** START **

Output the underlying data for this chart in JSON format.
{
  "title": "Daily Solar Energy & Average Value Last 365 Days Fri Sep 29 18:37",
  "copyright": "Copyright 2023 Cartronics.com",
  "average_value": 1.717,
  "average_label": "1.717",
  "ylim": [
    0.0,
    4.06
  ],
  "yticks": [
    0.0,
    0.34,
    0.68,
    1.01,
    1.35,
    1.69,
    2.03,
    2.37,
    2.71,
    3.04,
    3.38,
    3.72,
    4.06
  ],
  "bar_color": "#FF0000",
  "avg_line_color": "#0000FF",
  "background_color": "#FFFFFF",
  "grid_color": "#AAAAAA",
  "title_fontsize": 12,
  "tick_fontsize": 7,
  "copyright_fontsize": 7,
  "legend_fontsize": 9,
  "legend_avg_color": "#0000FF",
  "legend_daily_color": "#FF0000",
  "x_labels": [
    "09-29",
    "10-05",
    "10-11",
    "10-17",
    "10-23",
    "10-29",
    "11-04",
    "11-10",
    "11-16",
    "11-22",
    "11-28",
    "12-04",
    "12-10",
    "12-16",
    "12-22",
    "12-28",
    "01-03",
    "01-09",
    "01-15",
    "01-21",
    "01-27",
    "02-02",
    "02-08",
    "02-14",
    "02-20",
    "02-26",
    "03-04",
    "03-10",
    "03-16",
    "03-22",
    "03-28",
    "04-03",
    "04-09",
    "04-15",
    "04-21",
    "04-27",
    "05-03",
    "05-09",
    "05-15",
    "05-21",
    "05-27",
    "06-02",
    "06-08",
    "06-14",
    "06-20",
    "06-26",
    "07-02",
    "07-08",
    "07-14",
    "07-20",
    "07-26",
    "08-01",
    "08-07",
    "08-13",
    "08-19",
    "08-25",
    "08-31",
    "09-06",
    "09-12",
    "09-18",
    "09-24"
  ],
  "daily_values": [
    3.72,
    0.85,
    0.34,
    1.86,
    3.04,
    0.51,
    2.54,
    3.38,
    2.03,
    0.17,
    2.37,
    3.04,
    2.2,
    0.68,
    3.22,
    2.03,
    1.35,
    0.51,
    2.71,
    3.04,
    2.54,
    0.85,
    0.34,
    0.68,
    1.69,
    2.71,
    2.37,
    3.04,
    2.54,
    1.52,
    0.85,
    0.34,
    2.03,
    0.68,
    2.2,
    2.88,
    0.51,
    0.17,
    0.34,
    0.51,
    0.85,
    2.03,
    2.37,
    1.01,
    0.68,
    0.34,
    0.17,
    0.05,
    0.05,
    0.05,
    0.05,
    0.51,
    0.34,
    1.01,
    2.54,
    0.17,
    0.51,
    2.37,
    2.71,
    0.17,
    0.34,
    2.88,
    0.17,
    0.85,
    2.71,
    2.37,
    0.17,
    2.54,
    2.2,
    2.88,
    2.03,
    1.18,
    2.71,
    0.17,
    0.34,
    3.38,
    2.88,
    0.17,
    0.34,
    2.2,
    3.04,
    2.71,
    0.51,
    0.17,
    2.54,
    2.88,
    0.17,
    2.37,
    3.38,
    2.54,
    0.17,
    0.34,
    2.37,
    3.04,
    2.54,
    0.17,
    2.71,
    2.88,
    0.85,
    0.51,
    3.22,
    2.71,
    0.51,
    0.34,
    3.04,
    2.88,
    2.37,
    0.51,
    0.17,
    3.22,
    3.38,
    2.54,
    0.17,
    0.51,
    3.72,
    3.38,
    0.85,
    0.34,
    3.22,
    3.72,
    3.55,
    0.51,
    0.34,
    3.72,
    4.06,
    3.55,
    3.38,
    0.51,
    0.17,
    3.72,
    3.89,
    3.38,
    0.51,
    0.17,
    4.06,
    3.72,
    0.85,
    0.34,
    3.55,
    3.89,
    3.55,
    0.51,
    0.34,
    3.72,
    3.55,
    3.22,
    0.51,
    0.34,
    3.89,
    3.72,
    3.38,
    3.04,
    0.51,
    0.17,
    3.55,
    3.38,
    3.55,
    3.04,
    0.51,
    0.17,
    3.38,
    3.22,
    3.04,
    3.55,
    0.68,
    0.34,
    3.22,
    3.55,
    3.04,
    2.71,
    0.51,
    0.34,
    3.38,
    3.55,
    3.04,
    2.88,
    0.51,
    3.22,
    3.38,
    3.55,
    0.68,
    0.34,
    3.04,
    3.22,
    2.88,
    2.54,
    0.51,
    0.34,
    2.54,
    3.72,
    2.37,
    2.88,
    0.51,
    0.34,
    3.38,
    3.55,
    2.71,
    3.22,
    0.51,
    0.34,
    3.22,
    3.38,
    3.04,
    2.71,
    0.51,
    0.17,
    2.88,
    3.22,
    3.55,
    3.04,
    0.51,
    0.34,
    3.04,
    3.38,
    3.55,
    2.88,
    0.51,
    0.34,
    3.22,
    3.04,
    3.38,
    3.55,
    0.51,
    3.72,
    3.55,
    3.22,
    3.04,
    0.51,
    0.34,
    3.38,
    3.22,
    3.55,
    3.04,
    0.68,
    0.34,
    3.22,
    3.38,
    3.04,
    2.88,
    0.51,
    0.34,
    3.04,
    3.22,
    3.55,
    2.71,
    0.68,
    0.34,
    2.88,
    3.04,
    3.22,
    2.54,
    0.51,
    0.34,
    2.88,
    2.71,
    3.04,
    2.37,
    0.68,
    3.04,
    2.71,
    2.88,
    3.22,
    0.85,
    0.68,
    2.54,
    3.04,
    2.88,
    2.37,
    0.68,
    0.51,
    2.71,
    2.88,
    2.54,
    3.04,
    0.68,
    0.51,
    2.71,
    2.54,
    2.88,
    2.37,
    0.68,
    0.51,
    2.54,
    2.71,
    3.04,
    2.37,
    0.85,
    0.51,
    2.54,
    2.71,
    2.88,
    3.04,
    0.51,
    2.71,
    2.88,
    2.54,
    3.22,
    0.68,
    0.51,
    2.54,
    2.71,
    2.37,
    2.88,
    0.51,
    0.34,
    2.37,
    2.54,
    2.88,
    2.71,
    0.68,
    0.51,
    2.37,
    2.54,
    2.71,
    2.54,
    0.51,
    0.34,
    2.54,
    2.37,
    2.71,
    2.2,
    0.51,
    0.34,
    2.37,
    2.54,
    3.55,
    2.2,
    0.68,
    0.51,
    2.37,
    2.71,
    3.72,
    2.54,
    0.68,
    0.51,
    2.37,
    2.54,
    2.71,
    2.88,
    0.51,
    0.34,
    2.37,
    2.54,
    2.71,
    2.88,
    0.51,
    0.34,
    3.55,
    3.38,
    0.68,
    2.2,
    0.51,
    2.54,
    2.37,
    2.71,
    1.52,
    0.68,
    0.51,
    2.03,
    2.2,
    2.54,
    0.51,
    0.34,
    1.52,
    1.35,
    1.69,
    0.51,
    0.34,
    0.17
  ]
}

** END **

Task details
Quote each line of the listing above exactly.

Worked solution
Output the underlying data for this chart in JSON format.
{
  "title": "Daily Solar Energy & Average Value Last 365 Days Fri Sep 29 18:37",
  "copyright": "Copyright 2023 Cartronics.com",
  "average_value": 1.717,
  "average_label": "1.717",
  "ylim": [
    0.0,
    4.06
  ],
  "yticks": [
    0.0,
    0.34,
    0.68,
    1.01,
    1.35,
    1.69,
    2.03,
    2.37,
    2.71,
    3.04,
    3.38,
    3.72,
    4.06
  ],
  "bar_color": "#FF0000",
  "avg_line_color": "#0000FF",
  "background_color": "#FFFFFF",
  "grid_color": "#AAAAAA",
  "title_fontsize": 12,
  "tick_fontsize": 7,
  "copyright_fontsize": 7,
  "legend_fontsize": 9,
  "legend_avg_color": "#0000FF",
  "legend_daily_color": "#FF0000",
  "x_labels": [
    "09-29",
    "10-05",
    "10-11",
    "10-17",
    "10-23",
    "10-29",
    "11-04",
    "11-10",
    "11-16",
    "11-22",
    "11-28",
    "12-04",
    "12-10",
    "12-16",
    "12-22",
    "12-28",
    "01-03",
    "01-09",
    "01-15",
    "01-21",
    "01-27",
    "02-02",
    "02-08",
    "02-14",
    "02-20",
    "02-26",
    "03-04",
    "03-10",
    "03-16",
    "03-22",
    "03-28",
    "04-03",
    "04-09",
    "04-15",
    "04-21",
    "04-27",
    "05-03",
    "05-09",
    "05-15",
    "05-21",
    "05-27",
    "06-02",
    "06-08",
    "06-14",
    "06-20",
    "06-26",
    "07-02",
    "07-08",
    "07-14",
    "07-20",
    "07-26",
    "08-01",
    "08-07",
    "08-13",
    "08-19",
    "08-25",
    "08-31",
    "09-06",
    "09-12",
    "09-18",
    "09-24"
  ],
  "daily_values": [
    3.72,
    0.85,
    0.34,
    1.86,
    3.04,
    0.51,
    2.54,
    3.38,
    2.03,
    0.17,
    2.37,
    3.04,
    2.2,
    0.68,
    3.22,
    2.03,
    1.35,
    0.51,
    2.71,
    3.04,
    2.54,
    0.85,
    0.34,
    0.68,
    1.69,
    2.71,
    2.37,
    3.04,
    2.54,
    1.52,
    0.85,
    0.34,
    2.03,
    0.68,
    2.2,
    2.88,
    0.51,
    0.17,
    0.34,
    0.51,
    0.85,
    2.03,
    2.37,
    1.01,
    0.68,
    0.34,
    0.17,
    0.05,
    0.05,
    0.05,
    0.05,
    0.51,
    0.34,
    1.01,
    2.54,
    0.17,
    0.51,
    2.37,
    2.71,
    0.17,
    0.34,
    2.88,
    0.17,
    0.85,
    2.71,
    2.37,
    0.17,
    2.54,
    2.2,
    2.88,
    2.03,
    1.18,
    2.71,
    0.17,
    0.34,
    3.38,
    2.88,
    0.17,
    0.34,
    2.2,
    3.04,
    2.71,
    0.51,
    0.17,
    2.54,
    2.88,
    0.17,
    2.37,
    3.38,
    2.54,
    0.17,
    0.34,
    2.37,
    3.04,
    2.54,
    0.17,
    2.71,
    2.88,
    0.85,
    0.51,
    3.22,
    2.71,
    0.51,
    0.34,
    3.04,
    2.88,
    2.37,
    0.51,
    0.17,
    3.22,
    3.38,
    2.54,
    0.17,
    0.51,
    3.72,
    3.38,
    0.85,
    0.34,
    3.22,
    3.72,
    3.55,
    0.51,
    0.34,
    3.72,
    4.06,
    3.55,
    3.38,
    0.51,
    0.17,
    3.72,
    3.89,
    3.38,
    0.51,
    0.17,
    4.06,
    3.72,
    0.85,
    0.34,
    3.55,
    3.89,
    3.55,
    0.51,
    0.34,
    3.72,
    3.55,
    3.22,
    0.51,
    0.34,
    3.89,
    3.72,
    3.38,
    3.04,
    0.51,
    0.17,
    3.55,
    3.38,
    3.55,
    3.04,
    0.51,
    0.17,
    3.38,
    3.22,
    3.04,
    3.55,
    0.68,
    0.34,
    3.22,
    3.55,
    3.04,
    2.71,
    0.51,
    0.34,
    3.38,
    3.55,
    3.04,
    2.88,
    0.51,
    3.22,
    3.38,
    3.55,
    0.68,
    0.34,
    3.04,
    3.22,
    2.88,
    2.54,
    0.51,
    0.34,
    2.54,
    3.72,
    2.37,
    2.88,
    0.51,
    0.34,
    3.38,
    3.55,
    2.71,
    3.22,
    0.51,
    0.34,
    3.22,
    3.38,
    3.04,
    2.71,
    0.51,
    0.17,
    2.88,
    3.22,
    3.55,
    3.04,
    0.51,
    0.34,
    3.04,
    3.38,
    3.55,
    2.88,
    0.51,
    0.34,
    3.22,
    3.04,
    3.38,
    3.55,
    0.51,
    3.72,
    3.55,
    3.22,
    3.04,
    0.51,
    0.34,
    3.38,
    3.22,
    3.55,
    3.04,
    0.68,
    0.34,
    3.22,
    3.38,
    3.04,
    2.88,
    0.51,
    0.34,
    3.04,
    3.22,
    3.55,
    2.71,
    0.68,
    0.34,
    2.88,
    3.04,
    3.22,
    2.54,
    0.51,
    0.34,
    2.88,
    2.71,
    3.04,
    2.37,
    0.68,
    3.04,
    2.71,
    2.88,
    3.22,
    0.85,
    0.68,
    2.54,
    3.04,
    2.88,
    2.37,
    0.68,
    0.51,
    2.71,
    2.88,
    2.54,
    3.04,
    0.68,
    0.51,
    2.71,
    2.54,
    2.88,
    2.37,
    0.68,
    0.51,
    2.54,
    2.71,
    3.04,
    2.37,
    0.85,
    0.51,
    2.54,
    2.71,
    2.88,
    3.04,
    0.51,
    2.71,
    2.88,
    2.54,
    3.22,
    0.68,
    0.51,
    2.54,
    2.71,
    2.37,
    2.88,
    0.51,
    0.34,
    2.37,
    2.54,
    2.88,
    2.71,
    0.68,
    0.51,
    2.37,
    2.54,
    2.71,
    2.54,
    0.51,
    0.34,
    2.54,
    2.37,
    2.71,
    2.2,
    0.51,
    0.34,
    2.37,
    2.54,
    3.55,
    2.2,
    0.68,
    0.51,
    2.37,
    2.71,
    3.72,
    2.54,
    0.68,
    0.51,
    2.37,
    2.54,
    2.71,
    2.88,
    0.51,
    0.34,
    2.37,
    2.54,
    2.71,
    2.88,
    0.51,
    0.34,
    3.55,
    3.38,
    0.68,
    2.2,
    0.51,
    2.54,
    2.37,
    2.71,
    1.52,
    0.68,
    0.51,
    2.03,
    2.2,
    2.54,
    0.51,
    0.34,
    1.52,
    1.35,
    1.69,
    0.51,
    0.34,
    0.17
  ]
}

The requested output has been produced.